Dataset rows:
-- start --

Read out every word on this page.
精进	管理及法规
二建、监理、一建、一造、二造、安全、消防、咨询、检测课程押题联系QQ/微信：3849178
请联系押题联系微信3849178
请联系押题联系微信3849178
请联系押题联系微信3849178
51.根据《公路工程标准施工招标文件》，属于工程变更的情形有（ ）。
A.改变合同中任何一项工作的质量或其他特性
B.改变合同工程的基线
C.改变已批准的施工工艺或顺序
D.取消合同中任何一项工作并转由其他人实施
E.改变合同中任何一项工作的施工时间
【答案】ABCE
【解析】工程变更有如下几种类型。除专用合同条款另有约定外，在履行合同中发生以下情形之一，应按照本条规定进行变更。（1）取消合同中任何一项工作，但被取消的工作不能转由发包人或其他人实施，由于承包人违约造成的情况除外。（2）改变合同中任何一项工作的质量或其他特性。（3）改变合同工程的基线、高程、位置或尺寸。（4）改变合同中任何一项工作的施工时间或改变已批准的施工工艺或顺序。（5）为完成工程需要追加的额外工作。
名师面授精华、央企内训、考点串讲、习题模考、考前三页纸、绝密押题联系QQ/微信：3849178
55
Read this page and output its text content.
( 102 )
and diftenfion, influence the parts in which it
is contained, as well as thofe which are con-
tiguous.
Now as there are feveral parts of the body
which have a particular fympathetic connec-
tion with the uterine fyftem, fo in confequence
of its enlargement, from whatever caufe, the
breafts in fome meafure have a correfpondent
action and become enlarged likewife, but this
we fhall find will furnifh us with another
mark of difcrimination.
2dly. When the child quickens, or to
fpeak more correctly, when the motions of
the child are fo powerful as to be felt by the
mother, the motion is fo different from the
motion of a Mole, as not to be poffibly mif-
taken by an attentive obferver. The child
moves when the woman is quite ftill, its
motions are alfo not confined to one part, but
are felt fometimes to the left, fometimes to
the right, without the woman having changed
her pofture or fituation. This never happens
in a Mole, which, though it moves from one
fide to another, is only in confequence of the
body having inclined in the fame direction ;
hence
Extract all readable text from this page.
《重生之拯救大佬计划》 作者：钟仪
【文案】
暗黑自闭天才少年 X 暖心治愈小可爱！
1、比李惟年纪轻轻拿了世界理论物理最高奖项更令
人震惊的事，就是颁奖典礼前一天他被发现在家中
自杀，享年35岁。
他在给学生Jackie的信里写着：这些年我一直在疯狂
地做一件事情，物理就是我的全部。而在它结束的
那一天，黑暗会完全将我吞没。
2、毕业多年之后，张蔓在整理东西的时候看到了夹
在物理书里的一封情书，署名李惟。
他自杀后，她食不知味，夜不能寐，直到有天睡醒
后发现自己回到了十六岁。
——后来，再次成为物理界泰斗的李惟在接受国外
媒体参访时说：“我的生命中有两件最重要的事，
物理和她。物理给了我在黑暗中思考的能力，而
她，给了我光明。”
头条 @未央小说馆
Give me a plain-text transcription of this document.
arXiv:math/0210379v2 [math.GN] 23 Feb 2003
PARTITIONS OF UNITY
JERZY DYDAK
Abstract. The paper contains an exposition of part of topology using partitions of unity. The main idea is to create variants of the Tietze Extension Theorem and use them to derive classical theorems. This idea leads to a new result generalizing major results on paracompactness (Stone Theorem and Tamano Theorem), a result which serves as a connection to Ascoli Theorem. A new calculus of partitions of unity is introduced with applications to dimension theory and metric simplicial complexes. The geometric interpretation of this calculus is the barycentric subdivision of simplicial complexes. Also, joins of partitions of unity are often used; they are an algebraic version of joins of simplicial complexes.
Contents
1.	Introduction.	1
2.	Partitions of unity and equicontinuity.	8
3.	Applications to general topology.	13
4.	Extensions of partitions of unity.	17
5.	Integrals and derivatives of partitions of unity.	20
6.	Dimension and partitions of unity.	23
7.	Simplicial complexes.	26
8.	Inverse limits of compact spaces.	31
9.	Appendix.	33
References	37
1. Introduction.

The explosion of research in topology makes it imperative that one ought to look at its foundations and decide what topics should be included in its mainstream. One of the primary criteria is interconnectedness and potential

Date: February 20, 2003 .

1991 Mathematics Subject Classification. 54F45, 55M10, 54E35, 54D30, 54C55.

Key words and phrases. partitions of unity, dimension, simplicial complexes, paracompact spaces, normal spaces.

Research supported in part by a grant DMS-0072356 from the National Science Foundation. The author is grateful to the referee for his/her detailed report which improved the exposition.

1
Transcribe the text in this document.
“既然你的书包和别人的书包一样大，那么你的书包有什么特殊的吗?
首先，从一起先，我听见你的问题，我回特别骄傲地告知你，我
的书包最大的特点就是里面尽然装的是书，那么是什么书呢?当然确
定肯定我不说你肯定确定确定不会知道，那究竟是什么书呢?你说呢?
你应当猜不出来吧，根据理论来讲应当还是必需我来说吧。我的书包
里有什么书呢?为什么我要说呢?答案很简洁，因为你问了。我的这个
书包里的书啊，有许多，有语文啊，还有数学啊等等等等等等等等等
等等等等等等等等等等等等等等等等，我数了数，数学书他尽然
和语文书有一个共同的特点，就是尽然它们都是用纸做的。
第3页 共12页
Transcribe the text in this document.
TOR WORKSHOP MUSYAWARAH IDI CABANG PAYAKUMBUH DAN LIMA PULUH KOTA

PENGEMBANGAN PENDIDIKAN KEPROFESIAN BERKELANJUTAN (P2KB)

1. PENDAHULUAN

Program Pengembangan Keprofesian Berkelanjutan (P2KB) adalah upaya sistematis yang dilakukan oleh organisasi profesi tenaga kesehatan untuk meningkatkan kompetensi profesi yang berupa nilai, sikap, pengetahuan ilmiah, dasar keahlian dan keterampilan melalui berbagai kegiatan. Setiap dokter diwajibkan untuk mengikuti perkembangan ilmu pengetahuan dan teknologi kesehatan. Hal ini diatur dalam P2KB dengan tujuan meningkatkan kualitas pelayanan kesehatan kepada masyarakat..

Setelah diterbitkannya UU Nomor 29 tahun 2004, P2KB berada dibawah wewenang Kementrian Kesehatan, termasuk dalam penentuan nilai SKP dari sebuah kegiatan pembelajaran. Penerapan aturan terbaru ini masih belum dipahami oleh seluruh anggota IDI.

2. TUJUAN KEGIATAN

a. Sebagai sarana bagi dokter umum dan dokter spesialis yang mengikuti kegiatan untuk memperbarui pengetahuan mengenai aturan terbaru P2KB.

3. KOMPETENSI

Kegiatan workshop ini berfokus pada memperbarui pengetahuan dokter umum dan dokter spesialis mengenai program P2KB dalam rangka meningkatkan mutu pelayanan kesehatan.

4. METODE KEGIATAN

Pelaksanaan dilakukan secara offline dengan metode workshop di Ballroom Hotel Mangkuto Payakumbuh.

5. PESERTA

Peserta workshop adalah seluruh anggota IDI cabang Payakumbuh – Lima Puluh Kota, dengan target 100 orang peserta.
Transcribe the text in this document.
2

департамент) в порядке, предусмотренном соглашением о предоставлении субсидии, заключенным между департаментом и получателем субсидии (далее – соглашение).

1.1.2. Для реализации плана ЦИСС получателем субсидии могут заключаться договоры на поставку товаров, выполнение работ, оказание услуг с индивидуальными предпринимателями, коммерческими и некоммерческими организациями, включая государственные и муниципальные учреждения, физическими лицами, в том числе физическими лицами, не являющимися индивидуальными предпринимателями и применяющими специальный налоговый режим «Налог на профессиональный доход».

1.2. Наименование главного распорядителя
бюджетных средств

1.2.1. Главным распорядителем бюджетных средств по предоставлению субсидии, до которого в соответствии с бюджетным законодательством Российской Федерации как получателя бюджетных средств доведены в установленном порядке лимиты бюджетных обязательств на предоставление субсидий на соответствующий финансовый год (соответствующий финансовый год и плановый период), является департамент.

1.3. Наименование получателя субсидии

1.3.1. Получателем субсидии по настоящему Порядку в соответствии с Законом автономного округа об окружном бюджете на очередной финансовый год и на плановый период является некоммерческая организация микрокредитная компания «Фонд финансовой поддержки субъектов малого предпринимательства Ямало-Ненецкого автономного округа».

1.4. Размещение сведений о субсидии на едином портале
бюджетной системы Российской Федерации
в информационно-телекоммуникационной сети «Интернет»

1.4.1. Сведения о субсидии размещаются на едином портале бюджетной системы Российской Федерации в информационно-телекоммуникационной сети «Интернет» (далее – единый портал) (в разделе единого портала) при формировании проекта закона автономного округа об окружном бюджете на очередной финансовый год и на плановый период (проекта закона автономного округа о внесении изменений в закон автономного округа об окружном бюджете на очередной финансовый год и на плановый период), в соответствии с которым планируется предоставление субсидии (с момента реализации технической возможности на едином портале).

-- end --

WHAT YOU HAVE TO DO: Say how many lines have the string "департамент" in them, offering no words beyond the number.

SOLUTION FOR THIS EXERCISE: 2